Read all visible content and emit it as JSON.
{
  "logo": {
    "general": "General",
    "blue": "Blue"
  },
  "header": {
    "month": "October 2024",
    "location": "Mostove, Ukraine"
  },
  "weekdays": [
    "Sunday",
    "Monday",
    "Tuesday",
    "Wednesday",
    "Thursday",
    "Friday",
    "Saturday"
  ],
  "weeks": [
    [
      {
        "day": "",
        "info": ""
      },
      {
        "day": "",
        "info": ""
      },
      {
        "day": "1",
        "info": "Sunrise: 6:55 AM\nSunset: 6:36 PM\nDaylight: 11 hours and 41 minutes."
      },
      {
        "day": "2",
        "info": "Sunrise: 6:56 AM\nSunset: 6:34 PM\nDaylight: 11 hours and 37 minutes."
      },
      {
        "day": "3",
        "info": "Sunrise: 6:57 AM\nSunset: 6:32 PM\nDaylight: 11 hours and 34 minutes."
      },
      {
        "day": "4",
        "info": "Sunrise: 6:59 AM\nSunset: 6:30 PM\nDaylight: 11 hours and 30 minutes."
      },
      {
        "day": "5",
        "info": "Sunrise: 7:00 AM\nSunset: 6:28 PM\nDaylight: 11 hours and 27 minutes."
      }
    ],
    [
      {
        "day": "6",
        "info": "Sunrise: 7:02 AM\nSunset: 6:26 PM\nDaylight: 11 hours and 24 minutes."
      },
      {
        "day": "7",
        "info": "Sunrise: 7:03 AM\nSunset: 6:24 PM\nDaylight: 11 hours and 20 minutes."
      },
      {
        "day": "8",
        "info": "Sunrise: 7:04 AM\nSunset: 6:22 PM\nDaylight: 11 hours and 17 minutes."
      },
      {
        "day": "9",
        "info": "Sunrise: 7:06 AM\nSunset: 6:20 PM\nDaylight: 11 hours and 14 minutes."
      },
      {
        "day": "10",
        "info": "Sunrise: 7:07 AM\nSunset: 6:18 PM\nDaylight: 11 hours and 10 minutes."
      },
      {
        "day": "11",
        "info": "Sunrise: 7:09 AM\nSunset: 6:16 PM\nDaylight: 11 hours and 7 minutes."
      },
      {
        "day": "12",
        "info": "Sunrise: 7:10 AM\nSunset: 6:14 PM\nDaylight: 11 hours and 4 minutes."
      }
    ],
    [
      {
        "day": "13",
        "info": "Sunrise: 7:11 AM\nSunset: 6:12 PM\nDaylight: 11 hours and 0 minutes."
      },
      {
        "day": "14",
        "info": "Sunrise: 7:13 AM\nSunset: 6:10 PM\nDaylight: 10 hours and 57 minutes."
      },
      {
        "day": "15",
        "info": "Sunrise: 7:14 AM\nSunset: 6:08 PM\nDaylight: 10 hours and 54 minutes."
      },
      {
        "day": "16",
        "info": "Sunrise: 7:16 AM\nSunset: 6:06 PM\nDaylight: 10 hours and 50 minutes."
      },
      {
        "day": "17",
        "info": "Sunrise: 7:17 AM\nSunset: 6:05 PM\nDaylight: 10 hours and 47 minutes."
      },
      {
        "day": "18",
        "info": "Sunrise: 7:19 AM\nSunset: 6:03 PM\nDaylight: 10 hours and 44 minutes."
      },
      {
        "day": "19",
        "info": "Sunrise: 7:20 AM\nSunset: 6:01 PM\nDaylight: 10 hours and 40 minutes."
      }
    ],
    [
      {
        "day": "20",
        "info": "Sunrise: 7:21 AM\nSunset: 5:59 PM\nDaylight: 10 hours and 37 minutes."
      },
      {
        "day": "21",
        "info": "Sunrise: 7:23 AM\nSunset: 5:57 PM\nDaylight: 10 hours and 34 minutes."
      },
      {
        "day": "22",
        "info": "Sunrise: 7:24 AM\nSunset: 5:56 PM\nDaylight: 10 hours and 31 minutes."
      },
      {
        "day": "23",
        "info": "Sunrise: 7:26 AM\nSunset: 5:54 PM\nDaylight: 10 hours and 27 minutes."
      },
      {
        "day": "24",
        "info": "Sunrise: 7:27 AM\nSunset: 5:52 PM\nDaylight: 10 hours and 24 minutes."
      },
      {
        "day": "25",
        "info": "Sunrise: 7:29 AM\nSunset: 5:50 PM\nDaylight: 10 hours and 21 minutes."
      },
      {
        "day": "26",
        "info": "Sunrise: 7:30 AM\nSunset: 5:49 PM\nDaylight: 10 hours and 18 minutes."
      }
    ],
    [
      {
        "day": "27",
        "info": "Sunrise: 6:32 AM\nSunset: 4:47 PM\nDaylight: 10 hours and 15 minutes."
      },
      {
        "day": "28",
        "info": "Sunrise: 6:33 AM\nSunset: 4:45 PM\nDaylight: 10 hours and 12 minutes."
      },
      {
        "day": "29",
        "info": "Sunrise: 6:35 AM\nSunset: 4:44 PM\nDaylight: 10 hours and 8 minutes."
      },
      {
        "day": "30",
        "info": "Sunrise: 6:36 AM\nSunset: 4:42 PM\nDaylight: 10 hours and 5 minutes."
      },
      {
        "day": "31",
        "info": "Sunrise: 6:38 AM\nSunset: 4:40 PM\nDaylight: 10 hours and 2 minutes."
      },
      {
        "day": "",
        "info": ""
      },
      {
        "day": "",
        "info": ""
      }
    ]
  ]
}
--------------------
Write the data from above out again, exactly.

Read all visible content and emit it as JSON.
{
  "logo": {
    "general": "General",
    "blue": "Blue"
  },
  "header": {
    "month": "October 2024",
    "location": "Mostove, Ukraine"
  },
  "weekdays": [
    "Sunday",
    "Monday",
    "Tuesday",
    "Wednesday",
    "Thursday",
    "Friday",
    "Saturday"
  ],
  "weeks": [
    [
      {
        "day": "",
        "info": ""
      },
      {
        "day": "",
        "info": ""
      },
      {
        "day": "1",
        "info": "Sunrise: 6:55 AM\nSunset: 6:36 PM\nDaylight: 11 hours and 41 minutes."
      },
      {
        "day": "2",
        "info": "Sunrise: 6:56 AM\nSunset: 6:34 PM\nDaylight: 11 hours and 37 minutes."
      },
      {
        "day": "3",
        "info": "Sunrise: 6:57 AM\nSunset: 6:32 PM\nDaylight: 11 hours and 34 minutes."
      },
      {
        "day": "4",
        "info": "Sunrise: 6:59 AM\nSunset: 6:30 PM\nDaylight: 11 hours and 30 minutes."
      },
      {
        "day": "5",
        "info": "Sunrise: 7:00 AM\nSunset: 6:28 PM\nDaylight: 11 hours and 27 minutes."
      }
    ],
    [
      {
        "day": "6",
        "info": "Sunrise: 7:02 AM\nSunset: 6:26 PM\nDaylight: 11 hours and 24 minutes."
      },
      {
        "day": "7",
        "info": "Sunrise: 7:03 AM\nSunset: 6:24 PM\nDaylight: 11 hours and 20 minutes."
      },
      {
        "day": "8",
        "info": "Sunrise: 7:04 AM\nSunset: 6:22 PM\nDaylight: 11 hours and 17 minutes."
      },
      {
        "day": "9",
        "info": "Sunrise: 7:06 AM\nSunset: 6:20 PM\nDaylight: 11 hours and 14 minutes."
      },
      {
        "day": "10",
        "info": "Sunrise: 7:07 AM\nSunset: 6:18 PM\nDaylight: 11 hours and 10 minutes."
      },
      {
        "day": "11",
        "info": "Sunrise: 7:09 AM\nSunset: 6:16 PM\nDaylight: 11 hours and 7 minutes."
      },
      {
        "day": "12",
        "info": "Sunrise: 7:10 AM\nSunset: 6:14 PM\nDaylight: 11 hours and 4 minutes."
      }
    ],
    [
      {
        "day": "13",
        "info": "Sunrise: 7:11 AM\nSunset: 6:12 PM\nDaylight: 11 hours and 0 minutes."
      },
      {
        "day": "14",
        "info": "Sunrise: 7:13 AM\nSunset: 6:10 PM\nDaylight: 10 hours and 57 minutes."
      },
      {
        "day": "15",
        "info": "Sunrise: 7:14 AM\nSunset: 6:08 PM\nDaylight: 10 hours and 54 minutes."
      },
      {
        "day": "16",
        "info": "Sunrise: 7:16 AM\nSunset: 6:06 PM\nDaylight: 10 hours and 50 minutes."
      },
      {
        "day": "17",
        "info": "Sunrise: 7:17 AM\nSunset: 6:05 PM\nDaylight: 10 hours and 47 minutes."
      },
      {
        "day": "18",
        "info": "Sunrise: 7:19 AM\nSunset: 6:03 PM\nDaylight: 10 hours and 44 minutes."
      },
      {
        "day": "19",
        "info": "Sunrise: 7:20 AM\nSunset: 6:01 PM\nDaylight: 10 hours and 40 minutes."
      }
    ],
    [
      {
        "day": "20",
        "info": "Sunrise: 7:21 AM\nSunset: 5:59 PM\nDaylight: 10 hours and 37 minutes."
      },
      {
        "day": "21",
        "info": "Sunrise: 7:23 AM\nSunset: 5:57 PM\nDaylight: 10 hours and 34 minutes."
      },
      {
        "day": "22",
        "info": "Sunrise: 7:24 AM\nSunset: 5:56 PM\nDaylight: 10 hours and 31 minutes."
      },
      {
        "day": "23",
        "info": "Sunrise: 7:26 AM\nSunset: 5:54 PM\nDaylight: 10 hours and 27 minutes."
      },
      {
        "day": "24",
        "info": "Sunrise: 7:27 AM\nSunset: 5:52 PM\nDaylight: 10 hours and 24 minutes."
      },
      {
        "day": "25",
        "info": "Sunrise: 7:29 AM\nSunset: 5:50 PM\nDaylight: 10 hours and 21 minutes."
      },
      {
        "day": "26",
        "info": "Sunrise: 7:30 AM\nSunset: 5:49 PM\nDaylight: 10 hours and 18 minutes."
      }
    ],
    [
      {
        "day": "27",
        "info": "Sunrise: 6:32 AM\nSunset: 4:47 PM\nDaylight: 10 hours and 15 minutes."
      },
      {
        "day": "28",
        "info": "Sunrise: 6:33 AM\nSunset: 4:45 PM\nDaylight: 10 hours and 12 minutes."
      },
      {
        "day": "29",
        "info": "Sunrise: 6:35 AM\nSunset: 4:44 PM\nDaylight: 10 hours and 8 minutes."
      },
      {
        "day": "30",
        "info": "Sunrise: 6:36 AM\nSunset: 4:42 PM\nDaylight: 10 hours and 5 minutes."
      },
      {
        "day": "31",
        "info": "Sunrise: 6:38 AM\nSunset: 4:40 PM\nDaylight: 10 hours and 2 minutes."
      },
      {
        "day": "",
        "info": ""
      },
      {
        "day": "",
        "info": ""
      }
    ]
  ]
}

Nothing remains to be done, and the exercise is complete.